* [ASSIGNMENT]: Could you retype the whole listing word for word and drop the images?

-=-=-=-=-

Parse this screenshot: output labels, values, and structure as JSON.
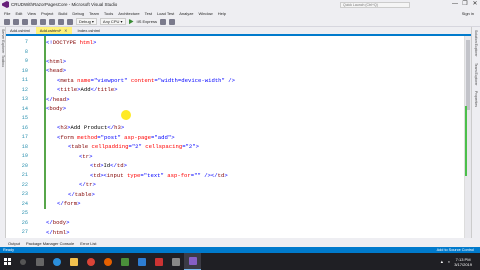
{
  "window": {
    "title": "CRUDWithRazorPagesCore - Microsoft Visual Studio",
    "quick_launch": "Quick Launch (Ctrl+Q)",
    "controls": [
      "—",
      "❐",
      "✕"
    ]
  },
  "menu": {
    "items": [
      "File",
      "Edit",
      "View",
      "Project",
      "Build",
      "Debug",
      "Team",
      "Tools",
      "Architecture",
      "Test",
      "Load Test",
      "Analyze",
      "Window",
      "Help"
    ],
    "user": "Sign in"
  },
  "toolbar": {
    "config": "Debug",
    "platform": "Any CPU",
    "run_label": "IIS Express"
  },
  "side_tabs_left": [
    "Server Explorer",
    "Toolbox"
  ],
  "side_tabs_right": [
    "Solution Explorer",
    "Team Explorer",
    "Properties"
  ],
  "tabs": [
    {
      "label": "Add.cshtml",
      "active": false
    },
    {
      "label": "Add.cshtml*",
      "active": true
    },
    {
      "label": "Index.cshtml",
      "active": false
    }
  ],
  "code": [
    {
      "n": "7",
      "indent": 0,
      "parts": [
        [
          "br",
          "<!"
        ],
        [
          "tag",
          "DOCTYPE"
        ],
        [
          "attr",
          " html"
        ],
        [
          "br",
          ">"
        ]
      ]
    },
    {
      "n": "8",
      "indent": 0,
      "parts": []
    },
    {
      "n": "9",
      "indent": 0,
      "parts": [
        [
          "br",
          "<"
        ],
        [
          "tag",
          "html"
        ],
        [
          "br",
          ">"
        ]
      ]
    },
    {
      "n": "10",
      "indent": 0,
      "parts": [
        [
          "br",
          "<"
        ],
        [
          "tag",
          "head"
        ],
        [
          "br",
          ">"
        ]
      ]
    },
    {
      "n": "11",
      "indent": 1,
      "parts": [
        [
          "br",
          "<"
        ],
        [
          "tag",
          "meta"
        ],
        [
          "attr",
          " name"
        ],
        [
          "br",
          "="
        ],
        [
          "str",
          "\"viewport\""
        ],
        [
          "attr",
          " content"
        ],
        [
          "br",
          "="
        ],
        [
          "str",
          "\"width=device-width\""
        ],
        [
          "br",
          " />"
        ]
      ]
    },
    {
      "n": "12",
      "indent": 1,
      "parts": [
        [
          "br",
          "<"
        ],
        [
          "tag",
          "title"
        ],
        [
          "br",
          ">"
        ],
        [
          "txt",
          "Add"
        ],
        [
          "br",
          "</"
        ],
        [
          "tag",
          "title"
        ],
        [
          "br",
          ">"
        ]
      ]
    },
    {
      "n": "13",
      "indent": 0,
      "parts": [
        [
          "br",
          "</"
        ],
        [
          "tag",
          "head"
        ],
        [
          "br",
          ">"
        ]
      ]
    },
    {
      "n": "14",
      "indent": 0,
      "parts": [
        [
          "br",
          "<"
        ],
        [
          "tag",
          "body"
        ],
        [
          "br",
          ">"
        ]
      ]
    },
    {
      "n": "15",
      "indent": 0,
      "parts": []
    },
    {
      "n": "16",
      "indent": 1,
      "parts": [
        [
          "br",
          "<"
        ],
        [
          "tag",
          "h3"
        ],
        [
          "br",
          ">"
        ],
        [
          "txt",
          "Add Product"
        ],
        [
          "br",
          "</"
        ],
        [
          "tag",
          "h3"
        ],
        [
          "br",
          ">"
        ]
      ]
    },
    {
      "n": "17",
      "indent": 1,
      "parts": [
        [
          "br",
          "<"
        ],
        [
          "tag",
          "form"
        ],
        [
          "attr",
          " method"
        ],
        [
          "br",
          "="
        ],
        [
          "str",
          "\"post\""
        ],
        [
          "attr",
          " asp-page"
        ],
        [
          "br",
          "="
        ],
        [
          "str",
          "\"add\""
        ],
        [
          "br",
          ">"
        ]
      ]
    },
    {
      "n": "18",
      "indent": 2,
      "parts": [
        [
          "br",
          "<"
        ],
        [
          "tag",
          "table"
        ],
        [
          "attr",
          " cellpadding"
        ],
        [
          "br",
          "="
        ],
        [
          "str",
          "\"2\""
        ],
        [
          "attr",
          " cellspacing"
        ],
        [
          "br",
          "="
        ],
        [
          "str",
          "\"2\""
        ],
        [
          "br",
          ">"
        ]
      ]
    },
    {
      "n": "19",
      "indent": 3,
      "parts": [
        [
          "br",
          "<"
        ],
        [
          "tag",
          "tr"
        ],
        [
          "br",
          ">"
        ]
      ]
    },
    {
      "n": "20",
      "indent": 4,
      "parts": [
        [
          "br",
          "<"
        ],
        [
          "tag",
          "td"
        ],
        [
          "br",
          ">"
        ],
        [
          "txt",
          "Id"
        ],
        [
          "br",
          "</"
        ],
        [
          "tag",
          "td"
        ],
        [
          "br",
          ">"
        ]
      ]
    },
    {
      "n": "21",
      "indent": 4,
      "parts": [
        [
          "br",
          "<"
        ],
        [
          "tag",
          "td"
        ],
        [
          "br",
          "><"
        ],
        [
          "tag",
          "input"
        ],
        [
          "attr",
          " type"
        ],
        [
          "br",
          "="
        ],
        [
          "str",
          "\"text\""
        ],
        [
          "attr",
          " asp-for"
        ],
        [
          "br",
          "="
        ],
        [
          "str",
          "\"\""
        ],
        [
          "br",
          " /></"
        ],
        [
          "tag",
          "td"
        ],
        [
          "br",
          ">"
        ]
      ]
    },
    {
      "n": "22",
      "indent": 3,
      "parts": [
        [
          "br",
          "</"
        ],
        [
          "tag",
          "tr"
        ],
        [
          "br",
          ">"
        ]
      ]
    },
    {
      "n": "23",
      "indent": 2,
      "parts": [
        [
          "br",
          "</"
        ],
        [
          "tag",
          "table"
        ],
        [
          "br",
          ">"
        ]
      ]
    },
    {
      "n": "24",
      "indent": 1,
      "parts": [
        [
          "br",
          "</"
        ],
        [
          "tag",
          "form"
        ],
        [
          "br",
          ">"
        ]
      ]
    },
    {
      "n": "25",
      "indent": 0,
      "parts": []
    },
    {
      "n": "26",
      "indent": 0,
      "parts": [
        [
          "br",
          "</"
        ],
        [
          "tag",
          "body"
        ],
        [
          "br",
          ">"
        ]
      ]
    },
    {
      "n": "27",
      "indent": 0,
      "parts": [
        [
          "br",
          "</"
        ],
        [
          "tag",
          "html"
        ],
        [
          "br",
          ">"
        ]
      ]
    }
  ],
  "output_tabs": [
    "Output",
    "Package Manager Console",
    "Error List"
  ],
  "status": {
    "left": "Ready",
    "right": "Add to Source Control"
  },
  "taskbar": {
    "time": "7:13 PM",
    "date": "3/17/2019"
  }
}
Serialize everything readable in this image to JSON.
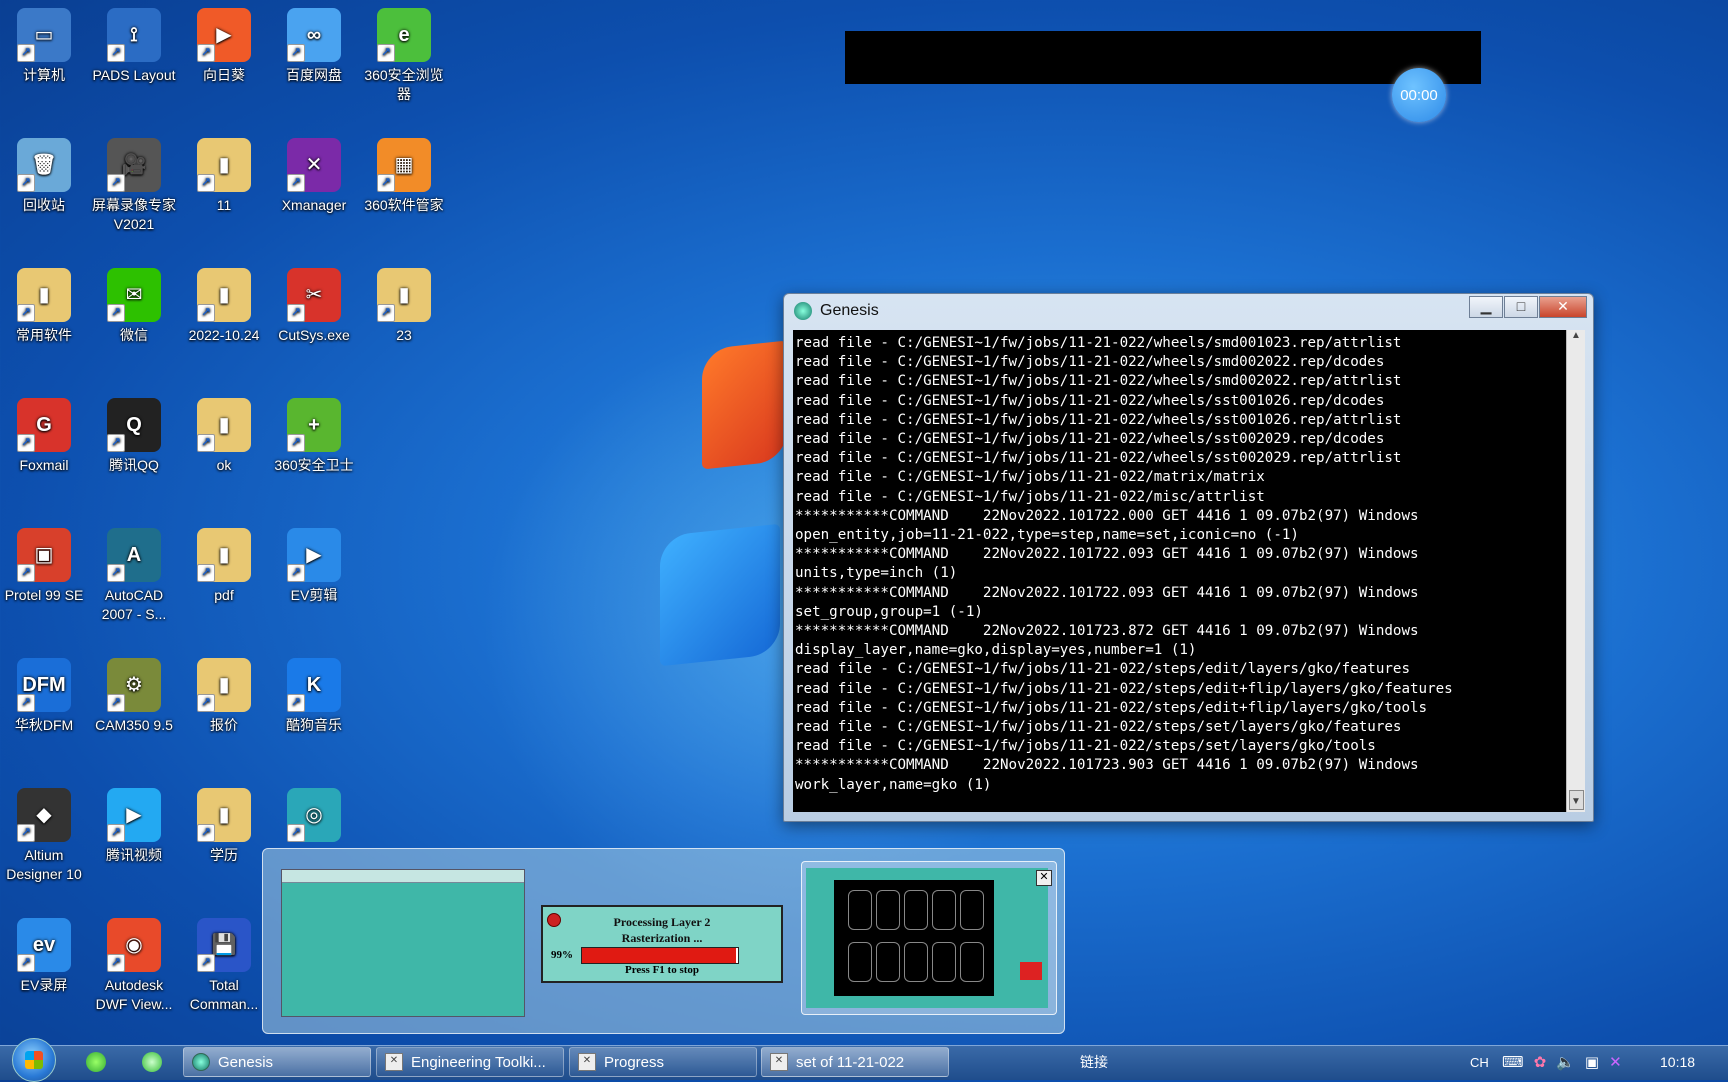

-=-=-=-=-

* [ANSWER SPACE]:
Parse this screenshot: output labels, values, and structure as JSON.
{
  "window": {
    "title": "CRUDWithRazorPagesCore - Microsoft Visual Studio",
    "quick_launch": "Quick Launch (Ctrl+Q)",
    "controls": [
      "—",
      "❐",
      "✕"
    ]
  },
  "menu": {
    "items": [
      "File",
      "Edit",
      "View",
      "Project",
      "Build",
      "Debug",
      "Team",
      "Tools",
      "Architecture",
      "Test",
      "Load Test",
      "Analyze",
      "Window",
      "Help"
    ],
    "user": "Sign in"
  },
  "toolbar": {
    "config": "Debug",
    "platform": "Any CPU",
    "run_label": "IIS Express"
  },
  "side_tabs_left": [
    "Server Explorer",
    "Toolbox"
  ],
  "side_tabs_right": [
    "Solution Explorer",
    "Team Explorer",
    "Properties"
  ],
  "tabs": [
    {
      "label": "Add.cshtml",
      "active": false
    },
    {
      "label": "Add.cshtml*",
      "active": true
    },
    {
      "label": "Index.cshtml",
      "active": false
    }
  ],
  "code": [
    {
      "n": "7",
      "indent": 0,
      "parts": [
        [
          "br",
          "<!"
        ],
        [
          "tag",
          "DOCTYPE"
        ],
        [
          "attr",
          " html"
        ],
        [
          "br",
          ">"
        ]
      ]
    },
    {
      "n": "8",
      "indent": 0,
      "parts": []
    },
    {
      "n": "9",
      "indent": 0,
      "parts": [
        [
          "br",
          "<"
        ],
        [
          "tag",
          "html"
        ],
        [
          "br",
          ">"
        ]
      ]
    },
    {
      "n": "10",
      "indent": 0,
      "parts": [
        [
          "br",
          "<"
        ],
        [
          "tag",
          "head"
        ],
        [
          "br",
          ">"
        ]
      ]
    },
    {
      "n": "11",
      "indent": 1,
      "parts": [
        [
          "br",
          "<"
        ],
        [
          "tag",
          "meta"
        ],
        [
          "attr",
          " name"
        ],
        [
          "br",
          "="
        ],
        [
          "str",
          "\"viewport\""
        ],
        [
          "attr",
          " content"
        ],
        [
          "br",
          "="
        ],
        [
          "str",
          "\"width=device-width\""
        ],
        [
          "br",
          " />"
        ]
      ]
    },
    {
      "n": "12",
      "indent": 1,
      "parts": [
        [
          "br",
          "<"
        ],
        [
          "tag",
          "title"
        ],
        [
          "br",
          ">"
        ],
        [
          "txt",
          "Add"
        ],
        [
          "br",
          "</"
        ],
        [
          "tag",
          "title"
        ],
        [
          "br",
          ">"
        ]
      ]
    },
    {
      "n": "13",
      "indent": 0,
      "parts": [
        [
          "br",
          "</"
        ],
        [
          "tag",
          "head"
        ],
        [
          "br",
          ">"
        ]
      ]
    },
    {
      "n": "14",
      "indent": 0,
      "parts": [
        [
          "br",
          "<"
        ],
        [
          "tag",
          "body"
        ],
        [
          "br",
          ">"
        ]
      ]
    },
    {
      "n": "15",
      "indent": 0,
      "parts": []
    },
    {
      "n": "16",
      "indent": 1,
      "parts": [
        [
          "br",
          "<"
        ],
        [
          "tag",
          "h3"
        ],
        [
          "br",
          ">"
        ],
        [
          "txt",
          "Add Product"
        ],
        [
          "br",
          "</"
        ],
        [
          "tag",
          "h3"
        ],
        [
          "br",
          ">"
        ]
      ]
    },
    {
      "n": "17",
      "indent": 1,
      "parts": [
        [
          "br",
          "<"
        ],
        [
          "tag",
          "form"
        ],
        [
          "attr",
          " method"
        ],
        [
          "br",
          "="
        ],
        [
          "str",
          "\"post\""
        ],
        [
          "attr",
          " asp-page"
        ],
        [
          "br",
          "="
        ],
        [
          "str",
          "\"add\""
        ],
        [
          "br",
          ">"
        ]
      ]
    },
    {
      "n": "18",
      "indent": 2,
      "parts": [
        [
          "br",
          "<"
        ],
        [
          "tag",
          "table"
        ],
        [
          "attr",
          " cellpadding"
        ],
        [
          "br",
          "="
        ],
        [
          "str",
          "\"2\""
        ],
        [
          "attr",
          " cellspacing"
        ],
        [
          "br",
          "="
        ],
        [
          "str",
          "\"2\""
        ],
        [
          "br",
          ">"
        ]
      ]
    },
    {
      "n": "19",
      "indent": 3,
      "parts": [
        [
          "br",
          "<"
        ],
        [
          "tag",
          "tr"
        ],
        [
          "br",
          ">"
        ]
      ]
    },
    {
      "n": "20",
      "indent": 4,
      "parts": [
        [
          "br",
          "<"
        ],
        [
          "tag",
          "td"
        ],
        [
          "br",
          ">"
        ],
        [
          "txt",
          "Id"
        ],
        [
          "br",
          "</"
        ],
        [
          "tag",
          "td"
        ],
        [
          "br",
          ">"
        ]
      ]
    },
    {
      "n": "21",
      "indent": 4,
      "parts": [
        [
          "br",
          "<"
        ],
        [
          "tag",
          "td"
        ],
        [
          "br",
          "><"
        ],
        [
          "tag",
          "input"
        ],
        [
          "attr",
          " type"
        ],
        [
          "br",
          "="
        ],
        [
          "str",
          "\"text\""
        ],
        [
          "attr",
          " asp-for"
        ],
        [
          "br",
          "="
        ],
        [
          "str",
          "\"\""
        ],
        [
          "br",
          " /></"
        ],
        [
          "tag",
          "td"
        ],
        [
          "br",
          ">"
        ]
      ]
    },
    {
      "n": "22",
      "indent": 3,
      "parts": [
        [
          "br",
          "</"
        ],
        [
          "tag",
          "tr"
        ],
        [
          "br",
          ">"
        ]
      ]
    },
    {
      "n": "23",
      "indent": 2,
      "parts": [
        [
          "br",
          "</"
        ],
        [
          "tag",
          "table"
        ],
        [
          "br",
          ">"
        ]
      ]
    },
    {
      "n": "24",
      "indent": 1,
      "parts": [
        [
          "br",
          "</"
        ],
        [
          "tag",
          "form"
        ],
        [
          "br",
          ">"
        ]
      ]
    },
    {
      "n": "25",
      "indent": 0,
      "parts": []
    },
    {
      "n": "26",
      "indent": 0,
      "parts": [
        [
          "br",
          "</"
        ],
        [
          "tag",
          "body"
        ],
        [
          "br",
          ">"
        ]
      ]
    },
    {
      "n": "27",
      "indent": 0,
      "parts": [
        [
          "br",
          "</"
        ],
        [
          "tag",
          "html"
        ],
        [
          "br",
          ">"
        ]
      ]
    }
  ],
  "output_tabs": [
    "Output",
    "Package Manager Console",
    "Error List"
  ],
  "status": {
    "left": "Ready",
    "right": "Add to Source Control"
  },
  "taskbar": {
    "time": "7:13 PM",
    "date": "3/17/2019"
  }
}
Serialize everything readable in this image to JSON.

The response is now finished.